Out of all the lines below, count those with the word "placeholder". Give the number only.

| Stored data |
● ● ●
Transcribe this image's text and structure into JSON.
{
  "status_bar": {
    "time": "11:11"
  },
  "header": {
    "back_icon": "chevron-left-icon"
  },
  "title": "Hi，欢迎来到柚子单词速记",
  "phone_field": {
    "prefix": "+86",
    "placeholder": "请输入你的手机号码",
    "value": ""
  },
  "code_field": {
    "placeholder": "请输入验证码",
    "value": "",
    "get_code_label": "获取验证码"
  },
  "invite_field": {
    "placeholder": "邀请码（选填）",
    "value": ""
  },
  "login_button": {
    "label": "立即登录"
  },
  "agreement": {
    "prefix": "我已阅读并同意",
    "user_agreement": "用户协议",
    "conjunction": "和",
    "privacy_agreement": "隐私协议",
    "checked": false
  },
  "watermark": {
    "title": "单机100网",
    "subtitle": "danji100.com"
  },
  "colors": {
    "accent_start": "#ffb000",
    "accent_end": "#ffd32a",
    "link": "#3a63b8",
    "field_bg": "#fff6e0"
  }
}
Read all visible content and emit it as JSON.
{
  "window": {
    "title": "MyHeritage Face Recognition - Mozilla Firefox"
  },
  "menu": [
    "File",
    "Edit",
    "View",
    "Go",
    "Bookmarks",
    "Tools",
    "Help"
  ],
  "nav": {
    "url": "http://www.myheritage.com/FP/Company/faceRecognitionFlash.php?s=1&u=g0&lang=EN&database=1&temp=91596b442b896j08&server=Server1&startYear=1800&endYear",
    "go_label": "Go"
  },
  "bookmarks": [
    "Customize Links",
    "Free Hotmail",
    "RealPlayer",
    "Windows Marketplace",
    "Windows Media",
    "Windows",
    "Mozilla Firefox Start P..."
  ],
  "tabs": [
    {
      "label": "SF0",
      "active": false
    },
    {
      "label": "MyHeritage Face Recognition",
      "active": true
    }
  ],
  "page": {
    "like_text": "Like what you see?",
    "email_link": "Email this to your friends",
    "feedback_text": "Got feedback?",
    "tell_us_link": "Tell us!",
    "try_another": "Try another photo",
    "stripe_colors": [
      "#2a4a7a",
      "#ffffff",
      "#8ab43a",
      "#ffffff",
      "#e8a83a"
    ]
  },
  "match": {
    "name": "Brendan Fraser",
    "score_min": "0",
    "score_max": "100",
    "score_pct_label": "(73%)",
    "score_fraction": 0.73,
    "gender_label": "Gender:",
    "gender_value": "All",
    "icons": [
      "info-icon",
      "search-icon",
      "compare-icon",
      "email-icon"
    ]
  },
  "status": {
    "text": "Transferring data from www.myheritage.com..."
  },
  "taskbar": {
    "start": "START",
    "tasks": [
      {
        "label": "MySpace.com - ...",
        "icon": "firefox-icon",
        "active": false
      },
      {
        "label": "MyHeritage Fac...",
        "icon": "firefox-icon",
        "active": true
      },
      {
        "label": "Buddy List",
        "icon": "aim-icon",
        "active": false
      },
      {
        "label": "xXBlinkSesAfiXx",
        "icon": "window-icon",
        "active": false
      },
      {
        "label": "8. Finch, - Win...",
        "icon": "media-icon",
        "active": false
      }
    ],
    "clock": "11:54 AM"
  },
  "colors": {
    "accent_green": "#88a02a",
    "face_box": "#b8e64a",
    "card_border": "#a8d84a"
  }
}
● ● ●
| THE ANSWER |
3